▶ Directions for this task
Gather each line of the entries below that includes "maximizing".

▶ Entries
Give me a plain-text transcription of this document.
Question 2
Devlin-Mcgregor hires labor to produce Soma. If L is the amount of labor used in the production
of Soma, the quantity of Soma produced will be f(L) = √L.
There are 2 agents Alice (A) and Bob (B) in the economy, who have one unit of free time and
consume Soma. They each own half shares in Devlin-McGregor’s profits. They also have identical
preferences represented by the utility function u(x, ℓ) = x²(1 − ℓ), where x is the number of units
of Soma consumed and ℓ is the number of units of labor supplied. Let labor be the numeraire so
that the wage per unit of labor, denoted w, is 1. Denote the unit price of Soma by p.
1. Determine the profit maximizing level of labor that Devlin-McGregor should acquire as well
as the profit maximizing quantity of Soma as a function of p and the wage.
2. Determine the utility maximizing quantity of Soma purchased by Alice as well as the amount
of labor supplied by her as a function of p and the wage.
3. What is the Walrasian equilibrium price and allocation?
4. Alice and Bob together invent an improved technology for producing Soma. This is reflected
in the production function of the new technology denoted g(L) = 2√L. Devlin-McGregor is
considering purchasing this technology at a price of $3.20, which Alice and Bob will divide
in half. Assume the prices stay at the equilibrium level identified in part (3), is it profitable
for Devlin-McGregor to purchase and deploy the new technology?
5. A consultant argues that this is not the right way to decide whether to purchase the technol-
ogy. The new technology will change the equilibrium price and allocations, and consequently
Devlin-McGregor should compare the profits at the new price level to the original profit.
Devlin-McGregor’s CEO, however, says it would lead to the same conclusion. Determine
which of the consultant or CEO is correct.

▶ Result of this exercise
1. Determine the profit maximizing level of labor that Devlin-McGregor should acquire as well
as the profit maximizing quantity of Soma as a function of p and the wage.
2. Determine the utility maximizing quantity of Soma purchased by Alice as well as the amount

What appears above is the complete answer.